**Exercise goal**
Only the number is wanted: how many lines of the data contain "into"?

**Records to use**
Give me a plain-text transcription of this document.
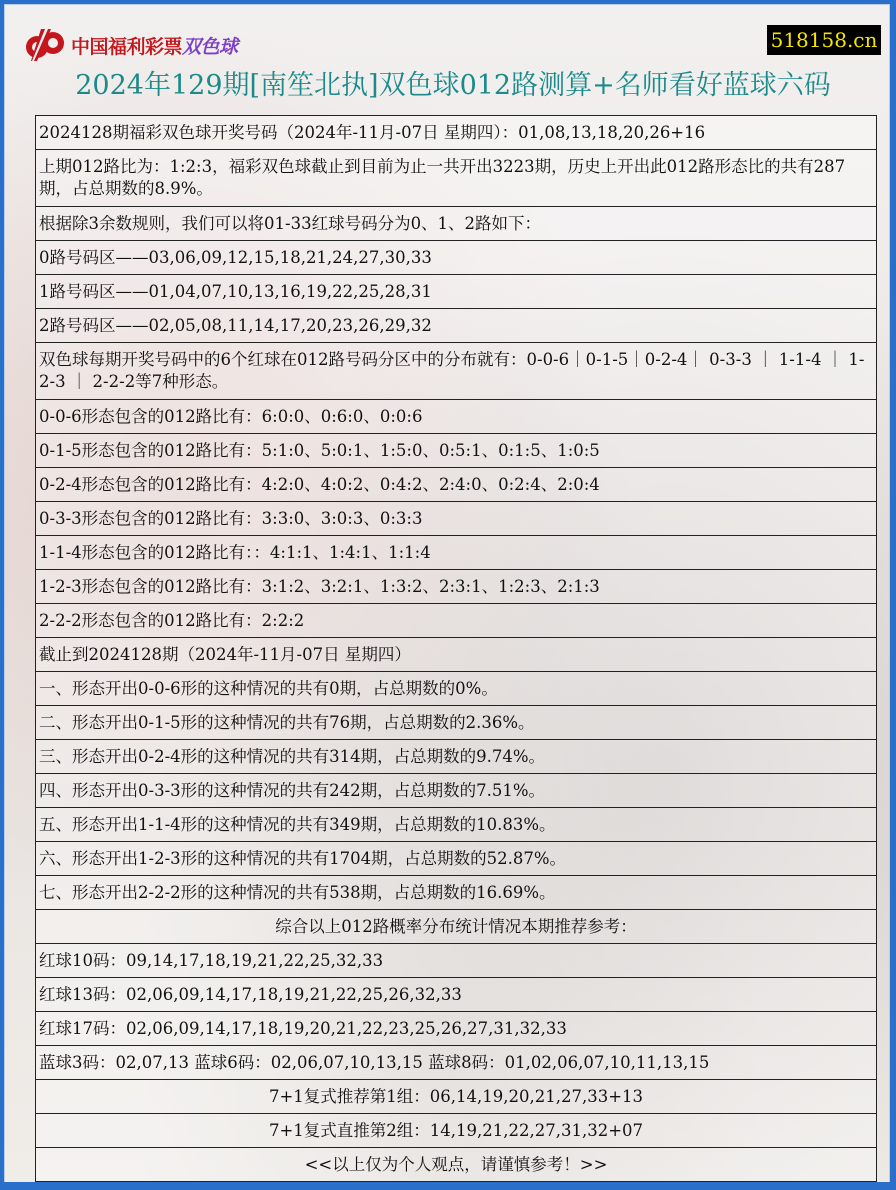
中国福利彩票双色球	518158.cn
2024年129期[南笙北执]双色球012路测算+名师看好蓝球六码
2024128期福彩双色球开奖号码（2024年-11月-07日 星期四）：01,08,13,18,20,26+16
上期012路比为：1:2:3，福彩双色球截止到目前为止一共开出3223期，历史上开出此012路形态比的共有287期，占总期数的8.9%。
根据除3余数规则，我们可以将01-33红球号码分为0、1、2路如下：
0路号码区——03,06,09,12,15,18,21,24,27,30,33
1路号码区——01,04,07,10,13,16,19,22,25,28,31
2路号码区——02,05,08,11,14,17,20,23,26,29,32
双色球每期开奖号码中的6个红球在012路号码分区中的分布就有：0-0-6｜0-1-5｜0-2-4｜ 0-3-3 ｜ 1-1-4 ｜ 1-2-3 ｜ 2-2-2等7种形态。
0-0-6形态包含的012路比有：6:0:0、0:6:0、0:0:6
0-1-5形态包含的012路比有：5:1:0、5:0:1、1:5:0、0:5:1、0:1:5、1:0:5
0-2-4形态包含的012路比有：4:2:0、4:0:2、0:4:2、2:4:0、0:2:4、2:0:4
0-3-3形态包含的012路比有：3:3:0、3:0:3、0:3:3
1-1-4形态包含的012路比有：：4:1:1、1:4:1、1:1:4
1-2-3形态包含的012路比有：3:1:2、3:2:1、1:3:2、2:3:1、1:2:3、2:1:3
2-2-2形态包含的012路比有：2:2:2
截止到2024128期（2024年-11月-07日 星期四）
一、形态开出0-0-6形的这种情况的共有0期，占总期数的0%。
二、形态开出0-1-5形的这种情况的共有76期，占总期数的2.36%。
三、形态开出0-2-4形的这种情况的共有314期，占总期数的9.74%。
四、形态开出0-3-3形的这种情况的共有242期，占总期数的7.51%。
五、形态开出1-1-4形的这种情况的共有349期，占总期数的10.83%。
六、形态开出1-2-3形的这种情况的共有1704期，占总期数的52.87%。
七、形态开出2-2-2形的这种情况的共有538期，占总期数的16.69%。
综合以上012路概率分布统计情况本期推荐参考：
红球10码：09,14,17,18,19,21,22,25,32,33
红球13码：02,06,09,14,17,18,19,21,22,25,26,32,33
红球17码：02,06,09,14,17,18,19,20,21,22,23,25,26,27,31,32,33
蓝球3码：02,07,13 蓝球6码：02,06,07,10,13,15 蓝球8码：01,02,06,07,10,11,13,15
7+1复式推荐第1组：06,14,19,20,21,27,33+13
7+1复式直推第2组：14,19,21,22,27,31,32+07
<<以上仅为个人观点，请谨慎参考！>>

* * *

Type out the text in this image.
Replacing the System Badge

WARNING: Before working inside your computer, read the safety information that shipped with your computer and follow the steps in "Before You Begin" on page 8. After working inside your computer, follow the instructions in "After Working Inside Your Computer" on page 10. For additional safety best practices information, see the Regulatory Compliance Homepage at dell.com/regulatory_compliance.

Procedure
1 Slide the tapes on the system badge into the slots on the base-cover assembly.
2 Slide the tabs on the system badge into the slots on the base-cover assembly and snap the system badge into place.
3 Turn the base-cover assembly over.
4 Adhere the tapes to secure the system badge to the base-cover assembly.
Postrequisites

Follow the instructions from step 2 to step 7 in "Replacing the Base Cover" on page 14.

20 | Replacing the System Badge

==

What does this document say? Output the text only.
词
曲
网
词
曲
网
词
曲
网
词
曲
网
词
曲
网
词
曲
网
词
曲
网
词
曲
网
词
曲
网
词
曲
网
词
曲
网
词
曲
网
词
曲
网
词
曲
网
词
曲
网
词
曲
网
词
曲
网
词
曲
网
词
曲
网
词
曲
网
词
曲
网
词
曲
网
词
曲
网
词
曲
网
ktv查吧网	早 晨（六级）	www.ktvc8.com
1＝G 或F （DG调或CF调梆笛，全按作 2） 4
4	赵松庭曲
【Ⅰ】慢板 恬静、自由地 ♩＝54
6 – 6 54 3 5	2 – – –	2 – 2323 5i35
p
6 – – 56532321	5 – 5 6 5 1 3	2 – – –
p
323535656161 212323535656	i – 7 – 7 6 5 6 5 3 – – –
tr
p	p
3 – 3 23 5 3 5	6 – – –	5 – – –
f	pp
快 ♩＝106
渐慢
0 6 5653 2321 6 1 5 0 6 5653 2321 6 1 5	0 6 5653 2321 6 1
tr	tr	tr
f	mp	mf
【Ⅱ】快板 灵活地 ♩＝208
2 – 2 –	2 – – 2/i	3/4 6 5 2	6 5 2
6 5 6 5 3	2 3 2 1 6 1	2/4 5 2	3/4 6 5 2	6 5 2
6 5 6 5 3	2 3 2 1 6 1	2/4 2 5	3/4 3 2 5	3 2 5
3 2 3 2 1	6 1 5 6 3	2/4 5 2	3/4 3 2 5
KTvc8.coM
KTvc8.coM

**Output of the exercise**
2